--- start Selection ---

MANAGEMENT COMMITTEE RESPONSIBILITIES
     
6.1
The Management Committees responsibilities will be as follows:
     
 
(a)
to meet and determine the Research Plan for the following year;
     
 
(b)
to monitor the progress of Research undertaken by the University;
     
 
(c)
to determine the Budget for each year in accordance with this Agreement;
     
 
(d)
to make and implement management decisions relating to the conduct of the Research, provided that such decisions are consistent with this Agreement and the Research Plan;
     
 
(e)
to discuss the Interim Reports and progress of the Research in general; and
     
 
(f)
to define and agree upon proposed modifications of or extensions to the Research, provided however that the Research will only be amended if each Party has approved such amendment.
 
 
8

 
 
PROJECT MANAGER
       
7.1
The Parties hereby appoint as Project Manager the person identified as such in the Schedule.
 
7.2
The Project Manager will:
       
 
(a)
be responsible for the day to day management of the Research;
       
 
(b)
ensure that the Research is carried out in accordance with the Research Plan and within the Budget; and
       
 
(c)
report to the Management Committee as and when required by this Agreement and at other times as requested by the Management Committee.

--- end Selection ---

Written task - Continue the research agreement from where it stops, after the Project Manager's reporting duties.

--- start Recorded information ---

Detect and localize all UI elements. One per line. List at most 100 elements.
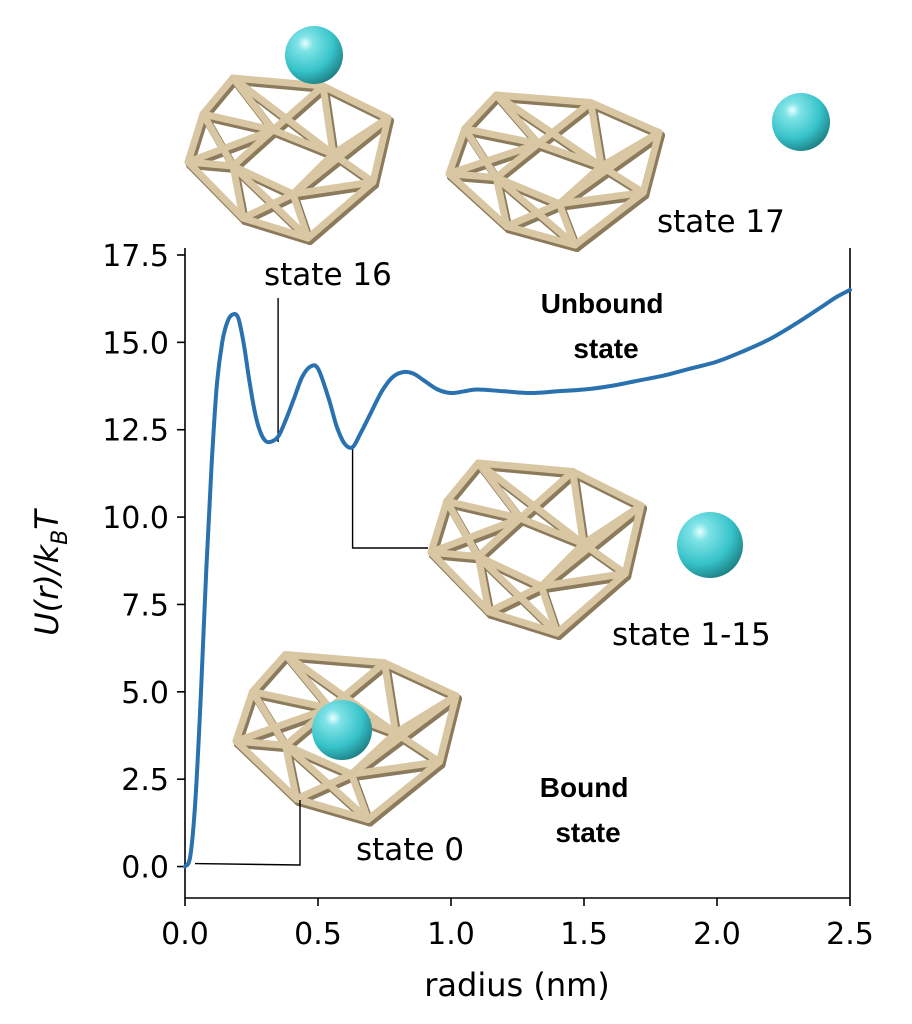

--- end Recorded information ---

Exercise response -
       
7.3
The Project Manager may be replaced at any time by the mutual agreement of the Parties.
       
RESEARCH PLAN FOR EACH YEAR
       
8.1
By each anniversary of the Effective Date prior to the relevant year, the Management Committee will draft and finalise for that year the Research Plan and Budget for that year, including:
       
 
(a)
a list of all Research Projects; and
       
 
(b)
details of each Research Project to be conducted by the University during the relevant year, including:
       
   
(i)
the proposed quarterly allocation of funding for the Research Project for that year;
       
   
(ii)
the title of the Research Project;
       
   
(iii)
identification and contact details of the project leader;
       
   
(iv)
the objective of the Research Project;
       
   
(v)
the method of conducting the Research Project;
       
   
(vi)
the staff to perform the Research Project; and
       
   
(vii)
a timeline and milestones (including a description of any outputs such as reports and presentations) for the conduct of the Research Project.
   
CONDUCT OF RESEARCH
   
9.1
The University will ensure that the Research is carried out in a diligent and competent fashion, consistent with generally accepted professional, scientific and ethical standards of conduct.
   
9.2
The Research Plan may not be varied except with the unanimous agreement in writing of all the Parties.
 
 
9

 
 
REPORTING
     
10.1
The Project Manager will submit to the Management Committee within fourteen (14) days of the end of each quarter of each calendar year during the Term of this Agreement an Interim Report detailing the Universitys progress against the milestones for each Research Project specified in the Research Plan for that year.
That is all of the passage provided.